**Direction**
Set down each record below precisely, skipping the pictures.

**Excerpted records**
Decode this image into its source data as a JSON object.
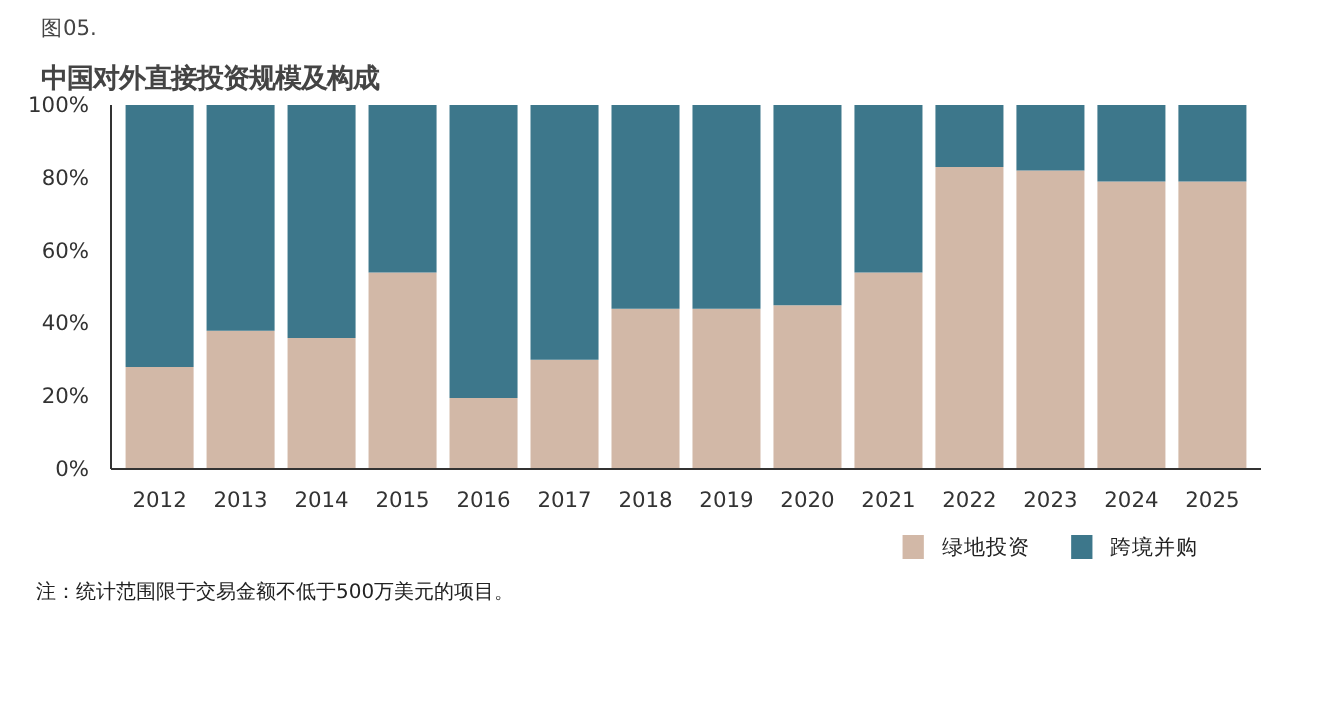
{
  "chart_data": {
    "type": "bar",
    "stacked": true,
    "title": "中国对外直接投资规模及构成",
    "subtitle": "图05.",
    "categories": [
      "2012",
      "2013",
      "2014",
      "2015",
      "2016",
      "2017",
      "2018",
      "2019",
      "2020",
      "2021",
      "2022",
      "2023",
      "2024",
      "2025"
    ],
    "series": [
      {
        "name": "绿地投资",
        "color": "#d2b8a7",
        "values": [
          28,
          38,
          36,
          54,
          19.5,
          30,
          44,
          44,
          45,
          54,
          83,
          82,
          79,
          79
        ]
      },
      {
        "name": "跨境并购",
        "color": "#3d778b",
        "values": [
          72,
          62,
          64,
          46,
          80.5,
          70,
          56,
          56,
          55,
          46,
          17,
          18,
          21,
          21
        ]
      }
    ],
    "ylim": [
      0,
      100
    ],
    "yticks": [
      {
        "value": 0,
        "label": "0%"
      },
      {
        "value": 20,
        "label": "20%"
      },
      {
        "value": 40,
        "label": "40%"
      },
      {
        "value": 60,
        "label": "60%"
      },
      {
        "value": 80,
        "label": "80%"
      },
      {
        "value": 100,
        "label": "100%"
      }
    ],
    "grid": false,
    "legend": "bottom right",
    "annotations": [
      "注：统计范围限于交易金额不低于500万美元的项目。"
    ]
  }
}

**Exercise answer**
Decode this image into its source data as a JSON object.
{
  "chart_data": {
    "type": "bar",
    "stacked": true,
    "title": "中国对外直接投资规模及构成",
    "subtitle": "图05.",
    "categories": [
      "2012",
      "2013",
      "2014",
      "2015",
      "2016",
      "2017",
      "2018",
      "2019",
      "2020",
      "2021",
      "2022",
      "2023",
      "2024",
      "2025"
    ],
    "series": [
      {
        "name": "绿地投资",
        "color": "#d2b8a7",
        "values": [
          28,
          38,
          36,
          54,
          19.5,
          30,
          44,
          44,
          45,
          54,
          83,
          82,
          79,
          79
        ]
      },
      {
        "name": "跨境并购",
        "color": "#3d778b",
        "values": [
          72,
          62,
          64,
          46,
          80.5,
          70,
          56,
          56,
          55,
          46,
          17,
          18,
          21,
          21
        ]
      }
    ],
    "ylim": [
      0,
      100
    ],
    "yticks": [
      {
        "value": 0,
        "label": "0%"
      },
      {
        "value": 20,
        "label": "20%"
      },
      {
        "value": 40,
        "label": "40%"
      },
      {
        "value": 60,
        "label": "60%"
      },
      {
        "value": 80,
        "label": "80%"
      },
      {
        "value": 100,
        "label": "100%"
      }
    ],
    "grid": false,
    "legend": "bottom right",
    "annotations": [
      "注：统计范围限于交易金额不低于500万美元的项目。"
    ]
  }
}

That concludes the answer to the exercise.